▶ Aim: Please reproduce the records below line for line, with no changes.
*** Stored records ***
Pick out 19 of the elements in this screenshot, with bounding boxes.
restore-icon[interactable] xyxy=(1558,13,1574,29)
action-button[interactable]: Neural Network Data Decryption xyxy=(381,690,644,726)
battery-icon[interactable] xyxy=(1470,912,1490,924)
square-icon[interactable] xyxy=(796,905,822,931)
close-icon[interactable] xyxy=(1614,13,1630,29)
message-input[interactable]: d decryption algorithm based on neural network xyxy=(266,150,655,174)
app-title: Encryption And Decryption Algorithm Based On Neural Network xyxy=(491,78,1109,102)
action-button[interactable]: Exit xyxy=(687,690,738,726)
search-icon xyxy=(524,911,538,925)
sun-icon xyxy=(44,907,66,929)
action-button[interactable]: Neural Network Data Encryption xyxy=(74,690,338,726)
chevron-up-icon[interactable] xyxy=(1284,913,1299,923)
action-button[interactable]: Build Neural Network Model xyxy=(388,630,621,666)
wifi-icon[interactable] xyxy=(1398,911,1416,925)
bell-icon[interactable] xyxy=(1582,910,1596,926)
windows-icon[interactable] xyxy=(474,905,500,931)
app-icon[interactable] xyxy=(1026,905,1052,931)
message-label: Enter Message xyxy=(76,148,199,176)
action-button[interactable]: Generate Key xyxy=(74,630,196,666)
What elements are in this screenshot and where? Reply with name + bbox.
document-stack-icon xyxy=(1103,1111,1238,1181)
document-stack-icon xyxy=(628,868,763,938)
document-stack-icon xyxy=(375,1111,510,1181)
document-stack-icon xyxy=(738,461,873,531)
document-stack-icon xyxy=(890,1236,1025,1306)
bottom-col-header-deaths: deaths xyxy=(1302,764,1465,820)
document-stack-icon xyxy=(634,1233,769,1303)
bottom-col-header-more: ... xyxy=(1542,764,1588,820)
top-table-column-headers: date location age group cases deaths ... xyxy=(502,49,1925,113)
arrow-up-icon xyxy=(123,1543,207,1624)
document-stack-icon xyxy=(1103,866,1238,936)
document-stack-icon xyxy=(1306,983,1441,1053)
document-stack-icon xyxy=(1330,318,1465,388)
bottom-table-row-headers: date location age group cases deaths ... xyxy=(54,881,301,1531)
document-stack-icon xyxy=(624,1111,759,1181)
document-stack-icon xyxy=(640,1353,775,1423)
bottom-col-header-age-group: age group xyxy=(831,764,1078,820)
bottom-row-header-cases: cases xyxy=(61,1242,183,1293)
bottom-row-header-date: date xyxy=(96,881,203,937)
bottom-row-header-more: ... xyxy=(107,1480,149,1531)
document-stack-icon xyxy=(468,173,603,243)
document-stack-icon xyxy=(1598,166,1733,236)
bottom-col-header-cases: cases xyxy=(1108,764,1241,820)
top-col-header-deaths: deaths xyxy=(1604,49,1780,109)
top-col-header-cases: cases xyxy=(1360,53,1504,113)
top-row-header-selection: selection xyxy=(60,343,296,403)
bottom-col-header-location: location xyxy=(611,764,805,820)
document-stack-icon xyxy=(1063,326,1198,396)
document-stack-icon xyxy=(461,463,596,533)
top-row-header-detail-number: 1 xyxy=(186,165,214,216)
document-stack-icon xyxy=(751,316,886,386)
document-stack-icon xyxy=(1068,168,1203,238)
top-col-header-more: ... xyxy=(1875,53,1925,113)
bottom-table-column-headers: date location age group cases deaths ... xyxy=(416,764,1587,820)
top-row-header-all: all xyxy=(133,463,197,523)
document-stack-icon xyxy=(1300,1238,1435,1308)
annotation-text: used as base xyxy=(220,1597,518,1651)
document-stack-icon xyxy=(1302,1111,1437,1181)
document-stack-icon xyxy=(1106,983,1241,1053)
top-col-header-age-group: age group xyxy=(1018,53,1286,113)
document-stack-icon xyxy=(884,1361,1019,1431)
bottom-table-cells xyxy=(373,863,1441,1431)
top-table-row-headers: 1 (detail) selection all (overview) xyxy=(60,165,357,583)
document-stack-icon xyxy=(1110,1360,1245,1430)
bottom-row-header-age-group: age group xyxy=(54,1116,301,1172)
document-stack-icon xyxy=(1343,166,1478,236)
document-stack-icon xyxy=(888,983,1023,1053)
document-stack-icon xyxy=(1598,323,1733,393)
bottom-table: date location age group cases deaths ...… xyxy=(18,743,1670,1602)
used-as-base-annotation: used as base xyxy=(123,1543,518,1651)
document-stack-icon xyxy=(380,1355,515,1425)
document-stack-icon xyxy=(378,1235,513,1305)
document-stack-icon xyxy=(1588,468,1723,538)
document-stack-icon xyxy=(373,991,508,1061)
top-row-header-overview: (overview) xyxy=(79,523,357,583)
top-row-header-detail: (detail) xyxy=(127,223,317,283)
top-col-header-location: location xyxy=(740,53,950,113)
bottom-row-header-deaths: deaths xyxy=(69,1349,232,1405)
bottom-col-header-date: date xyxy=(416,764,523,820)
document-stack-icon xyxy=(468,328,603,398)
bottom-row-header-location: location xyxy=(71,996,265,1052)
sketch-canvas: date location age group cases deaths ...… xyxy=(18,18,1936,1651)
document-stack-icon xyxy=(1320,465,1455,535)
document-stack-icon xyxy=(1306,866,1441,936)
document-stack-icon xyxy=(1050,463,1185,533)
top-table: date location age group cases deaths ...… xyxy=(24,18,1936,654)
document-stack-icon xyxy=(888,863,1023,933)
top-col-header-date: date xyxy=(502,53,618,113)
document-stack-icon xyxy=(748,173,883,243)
***
▶ Solution for this problem:
Pick out 19 of the elements in this screenshot, with bounding boxes.
restore-icon[interactable] xyxy=(1558,13,1574,29)
action-button[interactable]: Neural Network Data Decryption xyxy=(381,690,644,726)
battery-icon[interactable] xyxy=(1470,912,1490,924)
square-icon[interactable] xyxy=(796,905,822,931)
close-icon[interactable] xyxy=(1614,13,1630,29)
message-input[interactable]: d decryption algorithm based on neural network xyxy=(266,150,655,174)
app-title: Encryption And Decryption Algorithm Based On Neural Network xyxy=(491,78,1109,102)
action-button[interactable]: Exit xyxy=(687,690,738,726)
search-icon xyxy=(524,911,538,925)
sun-icon xyxy=(44,907,66,929)
action-button[interactable]: Neural Network Data Encryption xyxy=(74,690,338,726)
chevron-up-icon[interactable] xyxy=(1284,913,1299,923)
action-button[interactable]: Build Neural Network Model xyxy=(388,630,621,666)
wifi-icon[interactable] xyxy=(1398,911,1416,925)
bell-icon[interactable] xyxy=(1582,910,1596,926)
windows-icon[interactable] xyxy=(474,905,500,931)
app-icon[interactable] xyxy=(1026,905,1052,931)
message-label: Enter Message xyxy=(76,148,199,176)
action-button[interactable]: Generate Key xyxy=(74,630,196,666)
What elements are in this screenshot and where? Reply with name + bbox.
document-stack-icon xyxy=(1103,1111,1238,1181)
document-stack-icon xyxy=(628,868,763,938)
document-stack-icon xyxy=(375,1111,510,1181)
document-stack-icon xyxy=(738,461,873,531)
document-stack-icon xyxy=(890,1236,1025,1306)
bottom-col-header-deaths: deaths xyxy=(1302,764,1465,820)
document-stack-icon xyxy=(634,1233,769,1303)
bottom-col-header-more: ... xyxy=(1542,764,1588,820)
top-table-column-headers: date location age group cases deaths ... xyxy=(502,49,1925,113)
arrow-up-icon xyxy=(123,1543,207,1624)
document-stack-icon xyxy=(1103,866,1238,936)
document-stack-icon xyxy=(1306,983,1441,1053)
document-stack-icon xyxy=(1330,318,1465,388)
bottom-table-row-headers: date location age group cases deaths ... xyxy=(54,881,301,1531)
document-stack-icon xyxy=(624,1111,759,1181)
document-stack-icon xyxy=(640,1353,775,1423)
bottom-col-header-age-group: age group xyxy=(831,764,1078,820)
bottom-row-header-cases: cases xyxy=(61,1242,183,1293)
bottom-row-header-date: date xyxy=(96,881,203,937)
bottom-row-header-more: ... xyxy=(107,1480,149,1531)
document-stack-icon xyxy=(468,173,603,243)
document-stack-icon xyxy=(1598,166,1733,236)
bottom-col-header-cases: cases xyxy=(1108,764,1241,820)
top-col-header-deaths: deaths xyxy=(1604,49,1780,109)
top-col-header-cases: cases xyxy=(1360,53,1504,113)
top-row-header-selection: selection xyxy=(60,343,296,403)
bottom-col-header-location: location xyxy=(611,764,805,820)
document-stack-icon xyxy=(1063,326,1198,396)
document-stack-icon xyxy=(461,463,596,533)
top-row-header-detail-number: 1 xyxy=(186,165,214,216)
document-stack-icon xyxy=(751,316,886,386)
document-stack-icon xyxy=(1068,168,1203,238)
top-col-header-more: ... xyxy=(1875,53,1925,113)
bottom-table-column-headers: date location age group cases deaths ... xyxy=(416,764,1587,820)
top-row-header-all: all xyxy=(133,463,197,523)
document-stack-icon xyxy=(1300,1238,1435,1308)
annotation-text: used as base xyxy=(220,1597,518,1651)
document-stack-icon xyxy=(1302,1111,1437,1181)
document-stack-icon xyxy=(1106,983,1241,1053)
top-col-header-age-group: age group xyxy=(1018,53,1286,113)
document-stack-icon xyxy=(884,1361,1019,1431)
bottom-table-cells xyxy=(373,863,1441,1431)
top-table-row-headers: 1 (detail) selection all (overview) xyxy=(60,165,357,583)
document-stack-icon xyxy=(1110,1360,1245,1430)
bottom-row-header-age-group: age group xyxy=(54,1116,301,1172)
document-stack-icon xyxy=(1343,166,1478,236)
document-stack-icon xyxy=(888,983,1023,1053)
document-stack-icon xyxy=(1598,323,1733,393)
bottom-table: date location age group cases deaths ...… xyxy=(18,743,1670,1602)
used-as-base-annotation: used as base xyxy=(123,1543,518,1651)
document-stack-icon xyxy=(380,1355,515,1425)
document-stack-icon xyxy=(378,1235,513,1305)
document-stack-icon xyxy=(1588,468,1723,538)
document-stack-icon xyxy=(373,991,508,1061)
top-row-header-overview: (overview) xyxy=(79,523,357,583)
top-row-header-detail: (detail) xyxy=(127,223,317,283)
top-col-header-location: location xyxy=(740,53,950,113)
bottom-row-header-deaths: deaths xyxy=(69,1349,232,1405)
bottom-col-header-date: date xyxy=(416,764,523,820)
document-stack-icon xyxy=(468,328,603,398)
bottom-row-header-location: location xyxy=(71,996,265,1052)
sketch-canvas: date location age group cases deaths ...… xyxy=(18,18,1936,1651)
document-stack-icon xyxy=(1320,465,1455,535)
document-stack-icon xyxy=(1306,866,1441,936)
document-stack-icon xyxy=(1050,463,1185,533)
top-table: date location age group cases deaths ...… xyxy=(24,18,1936,654)
document-stack-icon xyxy=(888,863,1023,933)
top-col-header-date: date xyxy=(502,53,618,113)
document-stack-icon xyxy=(748,173,883,243)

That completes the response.